> _Required work_:
Print every entry, word for word, and skip the images.
/---
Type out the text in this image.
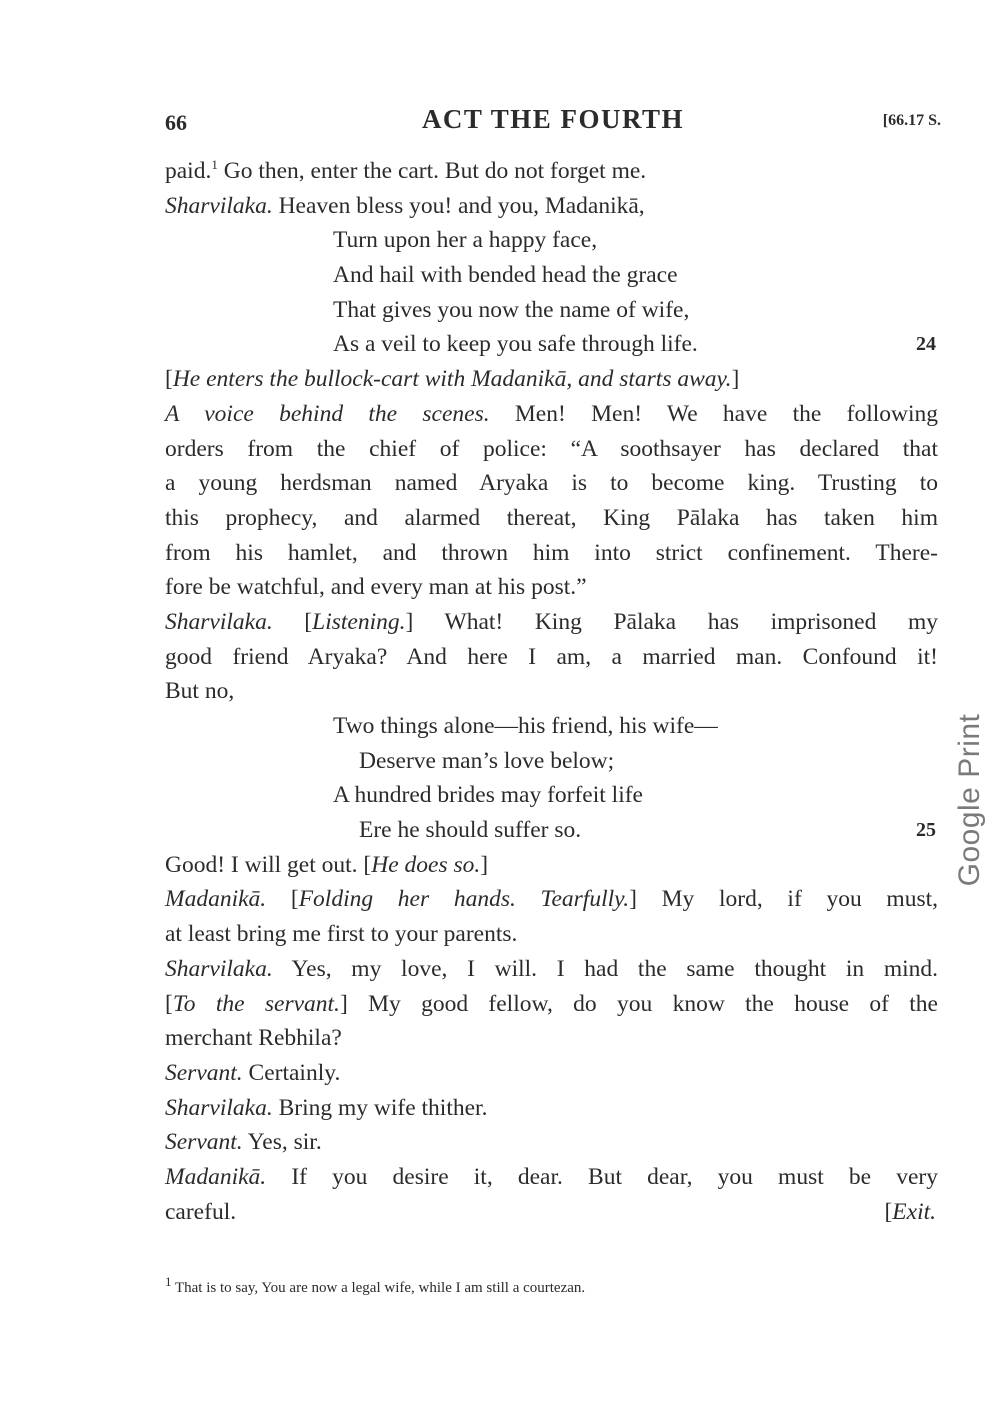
66	ACT THE FOURTH	[66.17 S.
paid.$^1$ Go then, enter the cart. But do not forget me.
Sharvilaka. Heaven bless you! and you, Madanikā,
Turn upon her a happy face,
And hail with bended head the grace
That gives you now the name of wife,
As a veil to keep you safe through life.	24
[He enters the bullock-cart with Madanikā, and starts away.]
A voice behind the scenes. Men! Men! We have the following
orders from the chief of police: “A soothsayer has declared that
a young herdsman named Aryaka is to become king. Trusting to
this prophecy, and alarmed thereat, King Pālaka has taken him
from his hamlet, and thrown him into strict confinement. There-
fore be watchful, and every man at his post.”
Sharvilaka. [Listening.] What! King Pālaka has imprisoned my
good friend Aryaka? And here I am, a married man. Confound it!
But no,
Two things alone—his friend, his wife—
Deserve man’s love below;
A hundred brides may forfeit life
Ere he should suffer so.	25
Good! I will get out. [He does so.]
Madanikā. [Folding her hands. Tearfully.] My lord, if you must,
at least bring me first to your parents.
Sharvilaka. Yes, my love, I will. I had the same thought in mind.
[To the servant.] My good fellow, do you know the house of the
merchant Rebhila?
Servant. Certainly.
Sharvilaka. Bring my wife thither.
Servant. Yes, sir.
Madanikā. If you desire it, dear. But dear, you must be very
careful.	[Exit.
$^1$ That is to say, You are now a legal wife, while I am still a courtezan.
Google Print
\---
> _Final answer_:
Type out the text in this image.
66	ACT THE FOURTH	[66.17 S.
paid.$^1$ Go then, enter the cart. But do not forget me.
Sharvilaka. Heaven bless you! and you, Madanikā,
Turn upon her a happy face,
And hail with bended head the grace
That gives you now the name of wife,
As a veil to keep you safe through life.	24
[He enters the bullock-cart with Madanikā, and starts away.]
A voice behind the scenes. Men! Men! We have the following
orders from the chief of police: “A soothsayer has declared that
a young herdsman named Aryaka is to become king. Trusting to
this prophecy, and alarmed thereat, King Pālaka has taken him
from his hamlet, and thrown him into strict confinement. There-
fore be watchful, and every man at his post.”
Sharvilaka. [Listening.] What! King Pālaka has imprisoned my
good friend Aryaka? And here I am, a married man. Confound it!
But no,
Two things alone—his friend, his wife—
Deserve man’s love below;
A hundred brides may forfeit life
Ere he should suffer so.	25
Good! I will get out. [He does so.]
Madanikā. [Folding her hands. Tearfully.] My lord, if you must,
at least bring me first to your parents.
Sharvilaka. Yes, my love, I will. I had the same thought in mind.
[To the servant.] My good fellow, do you know the house of the
merchant Rebhila?
Servant. Certainly.
Sharvilaka. Bring my wife thither.
Servant. Yes, sir.
Madanikā. If you desire it, dear. But dear, you must be very
careful.	[Exit.
$^1$ That is to say, You are now a legal wife, while I am still a courtezan.
Google Print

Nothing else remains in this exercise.